··· RECORDS FOR THIS TASK
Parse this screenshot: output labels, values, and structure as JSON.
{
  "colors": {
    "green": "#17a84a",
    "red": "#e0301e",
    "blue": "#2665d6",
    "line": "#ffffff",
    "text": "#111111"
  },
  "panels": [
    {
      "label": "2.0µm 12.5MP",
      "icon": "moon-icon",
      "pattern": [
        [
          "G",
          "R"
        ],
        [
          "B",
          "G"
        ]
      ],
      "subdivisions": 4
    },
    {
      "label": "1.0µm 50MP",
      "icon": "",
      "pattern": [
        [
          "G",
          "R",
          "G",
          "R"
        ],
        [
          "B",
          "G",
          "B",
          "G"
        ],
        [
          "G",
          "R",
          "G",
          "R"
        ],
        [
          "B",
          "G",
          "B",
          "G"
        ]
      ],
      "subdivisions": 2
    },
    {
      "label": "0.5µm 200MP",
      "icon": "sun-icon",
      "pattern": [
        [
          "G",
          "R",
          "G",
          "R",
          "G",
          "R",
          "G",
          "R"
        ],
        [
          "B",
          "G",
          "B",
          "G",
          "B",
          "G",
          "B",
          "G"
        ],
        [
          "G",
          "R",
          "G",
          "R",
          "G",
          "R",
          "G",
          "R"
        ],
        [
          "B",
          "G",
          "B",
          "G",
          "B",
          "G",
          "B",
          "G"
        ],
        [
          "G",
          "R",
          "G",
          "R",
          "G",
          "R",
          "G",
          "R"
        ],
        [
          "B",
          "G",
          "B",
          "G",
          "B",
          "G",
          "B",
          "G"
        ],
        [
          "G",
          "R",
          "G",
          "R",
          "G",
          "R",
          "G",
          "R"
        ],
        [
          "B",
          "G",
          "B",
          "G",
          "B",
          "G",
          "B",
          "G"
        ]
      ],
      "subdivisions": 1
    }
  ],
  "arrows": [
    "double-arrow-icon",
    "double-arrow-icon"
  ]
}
······
Write out all the records above again, exactly as they stand.

Parse this screenshot: output labels, values, and structure as JSON.
{
  "colors": {
    "green": "#17a84a",
    "red": "#e0301e",
    "blue": "#2665d6",
    "line": "#ffffff",
    "text": "#111111"
  },
  "panels": [
    {
      "label": "2.0µm 12.5MP",
      "icon": "moon-icon",
      "pattern": [
        [
          "G",
          "R"
        ],
        [
          "B",
          "G"
        ]
      ],
      "subdivisions": 4
    },
    {
      "label": "1.0µm 50MP",
      "icon": "",
      "pattern": [
        [
          "G",
          "R",
          "G",
          "R"
        ],
        [
          "B",
          "G",
          "B",
          "G"
        ],
        [
          "G",
          "R",
          "G",
          "R"
        ],
        [
          "B",
          "G",
          "B",
          "G"
        ]
      ],
      "subdivisions": 2
    },
    {
      "label": "0.5µm 200MP",
      "icon": "sun-icon",
      "pattern": [
        [
          "G",
          "R",
          "G",
          "R",
          "G",
          "R",
          "G",
          "R"
        ],
        [
          "B",
          "G",
          "B",
          "G",
          "B",
          "G",
          "B",
          "G"
        ],
        [
          "G",
          "R",
          "G",
          "R",
          "G",
          "R",
          "G",
          "R"
        ],
        [
          "B",
          "G",
          "B",
          "G",
          "B",
          "G",
          "B",
          "G"
        ],
        [
          "G",
          "R",
          "G",
          "R",
          "G",
          "R",
          "G",
          "R"
        ],
        [
          "B",
          "G",
          "B",
          "G",
          "B",
          "G",
          "B",
          "G"
        ],
        [
          "G",
          "R",
          "G",
          "R",
          "G",
          "R",
          "G",
          "R"
        ],
        [
          "B",
          "G",
          "B",
          "G",
          "B",
          "G",
          "B",
          "G"
        ]
      ],
      "subdivisions": 1
    }
  ],
  "arrows": [
    "double-arrow-icon",
    "double-arrow-icon"
  ]
}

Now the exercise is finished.